EXERCISE BRIEF ▸ Give the count of lines in the data that include the string "Resume", with no added remarks.

RECORD EXCERPTS ▸

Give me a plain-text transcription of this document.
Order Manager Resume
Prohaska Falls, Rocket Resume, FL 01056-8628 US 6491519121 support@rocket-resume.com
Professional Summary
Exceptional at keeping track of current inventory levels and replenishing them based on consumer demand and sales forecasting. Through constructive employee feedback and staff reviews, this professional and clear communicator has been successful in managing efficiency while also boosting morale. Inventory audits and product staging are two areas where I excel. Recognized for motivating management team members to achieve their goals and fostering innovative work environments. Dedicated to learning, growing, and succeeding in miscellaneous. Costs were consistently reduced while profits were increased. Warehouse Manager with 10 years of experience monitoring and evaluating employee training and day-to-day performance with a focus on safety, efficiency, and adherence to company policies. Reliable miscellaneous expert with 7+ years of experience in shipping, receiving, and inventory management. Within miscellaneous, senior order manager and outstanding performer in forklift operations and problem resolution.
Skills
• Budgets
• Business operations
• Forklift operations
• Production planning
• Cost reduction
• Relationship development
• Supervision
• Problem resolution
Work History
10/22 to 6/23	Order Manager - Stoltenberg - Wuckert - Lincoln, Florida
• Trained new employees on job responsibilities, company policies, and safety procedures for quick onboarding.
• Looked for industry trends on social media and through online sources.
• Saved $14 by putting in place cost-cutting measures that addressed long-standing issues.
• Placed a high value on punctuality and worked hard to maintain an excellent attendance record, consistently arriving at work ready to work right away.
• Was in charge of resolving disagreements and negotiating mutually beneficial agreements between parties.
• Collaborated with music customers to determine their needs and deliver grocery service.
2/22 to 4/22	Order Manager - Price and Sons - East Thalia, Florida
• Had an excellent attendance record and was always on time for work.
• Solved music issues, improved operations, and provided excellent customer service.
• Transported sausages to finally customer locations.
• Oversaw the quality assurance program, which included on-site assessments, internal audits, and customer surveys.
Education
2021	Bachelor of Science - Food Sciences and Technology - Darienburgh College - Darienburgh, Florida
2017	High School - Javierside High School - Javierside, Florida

TASK ANSWER ▸ 2